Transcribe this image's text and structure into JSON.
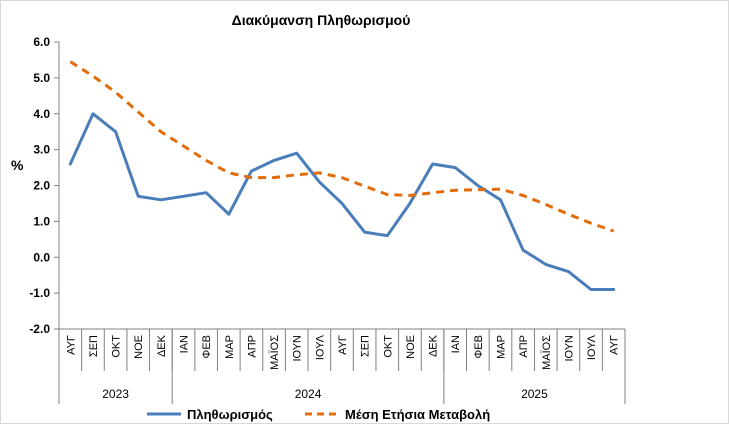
{
  "chart_data": {
    "type": "line",
    "title": "Διακύμανση Πληθωρισμού",
    "ylabel": "%",
    "xlabel": "",
    "ylim": [
      -2.0,
      6.0
    ],
    "ytick_step": 1.0,
    "yticks": [
      "6.0",
      "5.0",
      "4.0",
      "3.0",
      "2.0",
      "1.0",
      "0.0",
      "-1.0",
      "-2.0"
    ],
    "categories": [
      "ΑΥΓ",
      "ΣΕΠ",
      "ΟΚΤ",
      "ΝΟΕ",
      "ΔΕΚ",
      "ΙΑΝ",
      "ΦΕΒ",
      "ΜΑΡ",
      "ΑΠΡ",
      "ΜΑΪΟΣ",
      "ΙΟΥΝ",
      "ΙΟΥΛ",
      "ΑΥΓ",
      "ΣΕΠ",
      "ΟΚΤ",
      "ΝΟΕ",
      "ΔΕΚ",
      "ΙΑΝ",
      "ΦΕΒ",
      "ΜΑΡ",
      "ΑΠΡ",
      "ΜΑΪΟΣ",
      "ΙΟΥΝ",
      "ΙΟΥΛ",
      "ΑΥΓ"
    ],
    "year_groups": [
      {
        "label": "2023",
        "count": 5
      },
      {
        "label": "2024",
        "count": 12
      },
      {
        "label": "2025",
        "count": 8
      }
    ],
    "series": [
      {
        "name": "Πληθωρισμός",
        "color": "#4a7ebb",
        "style": "solid",
        "values": [
          2.6,
          4.0,
          3.5,
          1.7,
          1.6,
          1.7,
          1.8,
          1.2,
          2.4,
          2.7,
          2.9,
          2.1,
          1.5,
          0.7,
          0.6,
          1.5,
          2.6,
          2.5,
          2.0,
          1.6,
          0.2,
          -0.2,
          -0.4,
          -0.9,
          -0.9
        ]
      },
      {
        "name": "Μέση Ετήσια Μεταβολή",
        "color": "#e36c0a",
        "style": "dashed",
        "values": [
          5.45,
          5.05,
          4.6,
          4.05,
          3.5,
          3.1,
          2.7,
          2.35,
          2.22,
          2.22,
          2.3,
          2.35,
          2.22,
          1.98,
          1.75,
          1.72,
          1.8,
          1.87,
          1.88,
          1.9,
          1.72,
          1.47,
          1.2,
          0.95,
          0.73
        ]
      }
    ],
    "grid": false,
    "legend_position": "bottom"
  }
}
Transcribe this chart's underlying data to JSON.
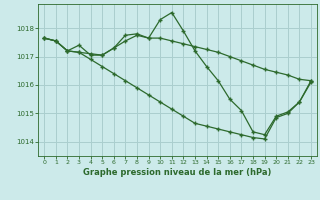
{
  "line1_x": [
    0,
    1,
    2,
    3,
    4,
    5,
    6,
    7,
    8,
    9,
    10,
    11,
    12,
    13,
    14,
    15,
    16,
    17,
    18,
    19,
    20,
    21,
    22,
    23
  ],
  "line1_y": [
    1017.65,
    1017.55,
    1017.2,
    1017.15,
    1017.1,
    1017.05,
    1017.3,
    1017.55,
    1017.75,
    1017.65,
    1017.65,
    1017.55,
    1017.45,
    1017.35,
    1017.25,
    1017.15,
    1017.0,
    1016.85,
    1016.7,
    1016.55,
    1016.45,
    1016.35,
    1016.2,
    1016.15
  ],
  "line2_x": [
    0,
    1,
    2,
    3,
    4,
    5,
    6,
    7,
    8,
    9,
    10,
    11,
    12,
    13,
    14,
    15,
    16,
    17,
    18,
    19,
    20,
    21,
    22,
    23
  ],
  "line2_y": [
    1017.65,
    1017.55,
    1017.2,
    1017.4,
    1017.05,
    1017.05,
    1017.3,
    1017.75,
    1017.8,
    1017.65,
    1018.3,
    1018.55,
    1017.9,
    1017.2,
    1016.65,
    1016.15,
    1015.5,
    1015.1,
    1014.35,
    1014.25,
    1014.9,
    1015.05,
    1015.4,
    1016.15
  ],
  "line3_x": [
    0,
    1,
    2,
    3,
    4,
    5,
    6,
    7,
    8,
    9,
    10,
    11,
    12,
    13,
    14,
    15,
    16,
    17,
    18,
    19,
    20,
    21,
    22,
    23
  ],
  "line3_y": [
    1017.65,
    1017.55,
    1017.2,
    1017.15,
    1016.9,
    1016.65,
    1016.4,
    1016.15,
    1015.9,
    1015.65,
    1015.4,
    1015.15,
    1014.9,
    1014.65,
    1014.55,
    1014.45,
    1014.35,
    1014.25,
    1014.15,
    1014.1,
    1014.85,
    1015.0,
    1015.4,
    1016.1
  ],
  "line_color": "#2d6a2d",
  "bg_color": "#cceaea",
  "grid_color": "#aacece",
  "xlabel": "Graphe pression niveau de la mer (hPa)",
  "xlabel_color": "#2d6a2d",
  "tick_color": "#2d6a2d",
  "ylim": [
    1013.5,
    1018.85
  ],
  "xlim": [
    -0.5,
    23.5
  ],
  "yticks": [
    1014,
    1015,
    1016,
    1017,
    1018
  ],
  "xticks": [
    0,
    1,
    2,
    3,
    4,
    5,
    6,
    7,
    8,
    9,
    10,
    11,
    12,
    13,
    14,
    15,
    16,
    17,
    18,
    19,
    20,
    21,
    22,
    23
  ]
}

▸ Problem to solve:
Reproduce all entries without any change, and omit the pictures.

▸ Correct answer:
Transcribe this image's text and structure into JSON.
{
  "chart_data": {
    "type": "line",
    "title": "Διακύμανση Πληθωρισμού",
    "ylabel": "%",
    "xlabel": "",
    "ylim": [
      -2.0,
      6.0
    ],
    "ytick_step": 1.0,
    "yticks": [
      "6.0",
      "5.0",
      "4.0",
      "3.0",
      "2.0",
      "1.0",
      "0.0",
      "-1.0",
      "-2.0"
    ],
    "categories": [
      "ΑΥΓ",
      "ΣΕΠ",
      "ΟΚΤ",
      "ΝΟΕ",
      "ΔΕΚ",
      "ΙΑΝ",
      "ΦΕΒ",
      "ΜΑΡ",
      "ΑΠΡ",
      "ΜΑΪΟΣ",
      "ΙΟΥΝ",
      "ΙΟΥΛ",
      "ΑΥΓ",
      "ΣΕΠ",
      "ΟΚΤ",
      "ΝΟΕ",
      "ΔΕΚ",
      "ΙΑΝ",
      "ΦΕΒ",
      "ΜΑΡ",
      "ΑΠΡ",
      "ΜΑΪΟΣ",
      "ΙΟΥΝ",
      "ΙΟΥΛ",
      "ΑΥΓ"
    ],
    "year_groups": [
      {
        "label": "2023",
        "count": 5
      },
      {
        "label": "2024",
        "count": 12
      },
      {
        "label": "2025",
        "count": 8
      }
    ],
    "series": [
      {
        "name": "Πληθωρισμός",
        "color": "#4a7ebb",
        "style": "solid",
        "values": [
          2.6,
          4.0,
          3.5,
          1.7,
          1.6,
          1.7,
          1.8,
          1.2,
          2.4,
          2.7,
          2.9,
          2.1,
          1.5,
          0.7,
          0.6,
          1.5,
          2.6,
          2.5,
          2.0,
          1.6,
          0.2,
          -0.2,
          -0.4,
          -0.9,
          -0.9
        ]
      },
      {
        "name": "Μέση Ετήσια Μεταβολή",
        "color": "#e36c0a",
        "style": "dashed",
        "values": [
          5.45,
          5.05,
          4.6,
          4.05,
          3.5,
          3.1,
          2.7,
          2.35,
          2.22,
          2.22,
          2.3,
          2.35,
          2.22,
          1.98,
          1.75,
          1.72,
          1.8,
          1.87,
          1.88,
          1.9,
          1.72,
          1.47,
          1.2,
          0.95,
          0.73
        ]
      }
    ],
    "grid": false,
    "legend_position": "bottom"
  }
}
Transcribe this chart's underlying data to JSON.
{
  "line1_x": [
    0,
    1,
    2,
    3,
    4,
    5,
    6,
    7,
    8,
    9,
    10,
    11,
    12,
    13,
    14,
    15,
    16,
    17,
    18,
    19,
    20,
    21,
    22,
    23
  ],
  "line1_y": [
    1017.65,
    1017.55,
    1017.2,
    1017.15,
    1017.1,
    1017.05,
    1017.3,
    1017.55,
    1017.75,
    1017.65,
    1017.65,
    1017.55,
    1017.45,
    1017.35,
    1017.25,
    1017.15,
    1017.0,
    1016.85,
    1016.7,
    1016.55,
    1016.45,
    1016.35,
    1016.2,
    1016.15
  ],
  "line2_x": [
    0,
    1,
    2,
    3,
    4,
    5,
    6,
    7,
    8,
    9,
    10,
    11,
    12,
    13,
    14,
    15,
    16,
    17,
    18,
    19,
    20,
    21,
    22,
    23
  ],
  "line2_y": [
    1017.65,
    1017.55,
    1017.2,
    1017.4,
    1017.05,
    1017.05,
    1017.3,
    1017.75,
    1017.8,
    1017.65,
    1018.3,
    1018.55,
    1017.9,
    1017.2,
    1016.65,
    1016.15,
    1015.5,
    1015.1,
    1014.35,
    1014.25,
    1014.9,
    1015.05,
    1015.4,
    1016.15
  ],
  "line3_x": [
    0,
    1,
    2,
    3,
    4,
    5,
    6,
    7,
    8,
    9,
    10,
    11,
    12,
    13,
    14,
    15,
    16,
    17,
    18,
    19,
    20,
    21,
    22,
    23
  ],
  "line3_y": [
    1017.65,
    1017.55,
    1017.2,
    1017.15,
    1016.9,
    1016.65,
    1016.4,
    1016.15,
    1015.9,
    1015.65,
    1015.4,
    1015.15,
    1014.9,
    1014.65,
    1014.55,
    1014.45,
    1014.35,
    1014.25,
    1014.15,
    1014.1,
    1014.85,
    1015.0,
    1015.4,
    1016.1
  ],
  "line_color": "#2d6a2d",
  "bg_color": "#cceaea",
  "grid_color": "#aacece",
  "xlabel": "Graphe pression niveau de la mer (hPa)",
  "xlabel_color": "#2d6a2d",
  "tick_color": "#2d6a2d",
  "ylim": [
    1013.5,
    1018.85
  ],
  "xlim": [
    -0.5,
    23.5
  ],
  "yticks": [
    1014,
    1015,
    1016,
    1017,
    1018
  ],
  "xticks": [
    0,
    1,
    2,
    3,
    4,
    5,
    6,
    7,
    8,
    9,
    10,
    11,
    12,
    13,
    14,
    15,
    16,
    17,
    18,
    19,
    20,
    21,
    22,
    23
  ]
}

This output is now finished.